Do not include the pictures; repeat the rest of the data exactly.

*Material to process*.
- - -

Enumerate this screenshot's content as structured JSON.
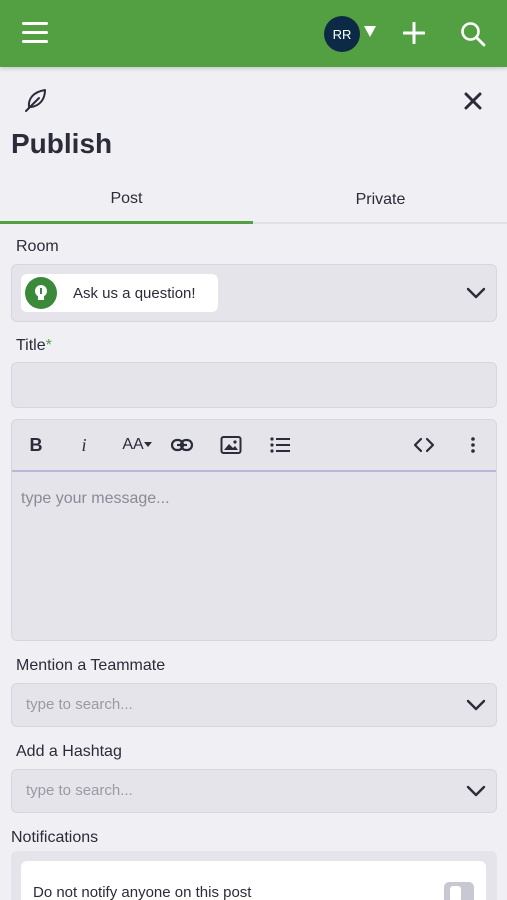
{
  "header": {
    "avatar_initials": "RR",
    "brand_color": "#53a043"
  },
  "page": {
    "title": "Publish"
  },
  "tabs": [
    {
      "label": "Post",
      "active": true
    },
    {
      "label": "Private",
      "active": false
    }
  ],
  "form": {
    "room_label": "Room",
    "room_value": "Ask us a question!",
    "title_label": "Title",
    "title_required_mark": "*",
    "title_value": "",
    "editor_placeholder": "type your message...",
    "mention_label": "Mention a Teammate",
    "mention_placeholder": "type to search...",
    "hashtag_label": "Add a Hashtag",
    "hashtag_placeholder": "type to search...",
    "notifications_label": "Notifications",
    "notify_option": "Do not notify anyone on this post",
    "notify_toggle_on": false
  },
  "editor_toolbar": {
    "bold": "B",
    "italic": "i",
    "font_size": "AA"
  },
  "icons": [
    "menu-icon",
    "chevron-down-icon",
    "plus-icon",
    "search-icon",
    "feather-icon",
    "close-icon",
    "link-icon",
    "image-icon",
    "list-icon",
    "code-icon",
    "more-vertical-icon"
  ]
}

- - -

*Exercise solution*.
Enumerate this screenshot's content as structured JSON.
{
  "header": {
    "avatar_initials": "RR",
    "brand_color": "#53a043"
  },
  "page": {
    "title": "Publish"
  },
  "tabs": [
    {
      "label": "Post",
      "active": true
    },
    {
      "label": "Private",
      "active": false
    }
  ],
  "form": {
    "room_label": "Room",
    "room_value": "Ask us a question!",
    "title_label": "Title",
    "title_required_mark": "*",
    "title_value": "",
    "editor_placeholder": "type your message...",
    "mention_label": "Mention a Teammate",
    "mention_placeholder": "type to search...",
    "hashtag_label": "Add a Hashtag",
    "hashtag_placeholder": "type to search...",
    "notifications_label": "Notifications",
    "notify_option": "Do not notify anyone on this post",
    "notify_toggle_on": false
  },
  "editor_toolbar": {
    "bold": "B",
    "italic": "i",
    "font_size": "AA"
  },
  "icons": [
    "menu-icon",
    "chevron-down-icon",
    "plus-icon",
    "search-icon",
    "feather-icon",
    "close-icon",
    "link-icon",
    "image-icon",
    "list-icon",
    "code-icon",
    "more-vertical-icon"
  ]
}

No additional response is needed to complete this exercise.